Exercise task: Scan the material and copy every line in which "different" appears.

★ ★ ★ ★

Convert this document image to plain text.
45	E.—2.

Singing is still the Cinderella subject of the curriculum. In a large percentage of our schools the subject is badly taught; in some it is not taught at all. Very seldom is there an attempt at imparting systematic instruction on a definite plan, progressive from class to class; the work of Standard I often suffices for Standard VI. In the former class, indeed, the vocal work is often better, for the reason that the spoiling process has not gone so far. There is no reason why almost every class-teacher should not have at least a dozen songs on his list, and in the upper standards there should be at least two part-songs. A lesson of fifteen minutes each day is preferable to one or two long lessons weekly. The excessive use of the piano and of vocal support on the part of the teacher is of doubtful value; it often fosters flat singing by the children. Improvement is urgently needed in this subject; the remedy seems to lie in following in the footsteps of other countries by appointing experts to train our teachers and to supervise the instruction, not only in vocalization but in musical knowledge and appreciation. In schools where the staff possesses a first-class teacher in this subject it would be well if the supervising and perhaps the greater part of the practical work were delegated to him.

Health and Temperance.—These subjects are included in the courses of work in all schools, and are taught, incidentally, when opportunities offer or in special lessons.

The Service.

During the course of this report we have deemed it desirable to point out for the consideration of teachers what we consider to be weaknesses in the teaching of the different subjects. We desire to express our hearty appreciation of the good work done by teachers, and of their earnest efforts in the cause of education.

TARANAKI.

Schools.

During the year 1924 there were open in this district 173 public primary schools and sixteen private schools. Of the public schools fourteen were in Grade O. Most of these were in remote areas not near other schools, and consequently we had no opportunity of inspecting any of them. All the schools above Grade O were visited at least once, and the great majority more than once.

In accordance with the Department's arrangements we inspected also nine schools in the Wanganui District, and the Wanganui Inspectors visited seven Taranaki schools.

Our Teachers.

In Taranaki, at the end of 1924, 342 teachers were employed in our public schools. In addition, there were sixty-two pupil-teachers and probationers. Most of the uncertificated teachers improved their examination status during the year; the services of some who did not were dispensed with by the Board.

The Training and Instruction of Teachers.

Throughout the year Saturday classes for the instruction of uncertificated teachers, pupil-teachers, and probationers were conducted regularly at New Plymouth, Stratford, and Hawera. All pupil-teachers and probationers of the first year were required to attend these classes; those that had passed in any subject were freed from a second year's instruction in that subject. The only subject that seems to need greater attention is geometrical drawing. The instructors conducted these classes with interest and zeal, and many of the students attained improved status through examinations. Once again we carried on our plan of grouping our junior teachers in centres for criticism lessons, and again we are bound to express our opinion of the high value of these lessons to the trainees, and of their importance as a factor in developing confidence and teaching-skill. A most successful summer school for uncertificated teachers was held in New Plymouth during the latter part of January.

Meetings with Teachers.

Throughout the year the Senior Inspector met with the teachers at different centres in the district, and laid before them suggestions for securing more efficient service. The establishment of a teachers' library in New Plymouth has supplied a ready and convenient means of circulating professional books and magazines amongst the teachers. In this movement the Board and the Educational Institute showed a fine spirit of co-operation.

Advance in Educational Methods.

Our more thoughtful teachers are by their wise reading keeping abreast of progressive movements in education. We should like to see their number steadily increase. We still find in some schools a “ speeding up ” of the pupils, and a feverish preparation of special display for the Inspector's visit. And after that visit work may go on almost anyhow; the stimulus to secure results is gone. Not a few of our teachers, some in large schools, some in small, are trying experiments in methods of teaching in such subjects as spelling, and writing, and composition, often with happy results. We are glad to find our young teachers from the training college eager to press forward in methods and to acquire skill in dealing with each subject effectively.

★ ★ ★ ★

Complete answer:
During the course of this report we have deemed it desirable to point out for the consideration of teachers what we consider to be weaknesses in the teaching of the different subjects. We desire to express our hearty appreciation of the good work done by teachers, and of their earnest efforts in the cause of education.
Throughout the year the Senior Inspector met with the teachers at different centres in the district, and laid before them suggestions for securing more efficient service. The establishment of a teachers' library in New Plymouth has supplied a ready and convenient means of circulating professional books and magazines amongst the teachers. In this movement the Board and the Educational Institute showed a fine spirit of co-operation.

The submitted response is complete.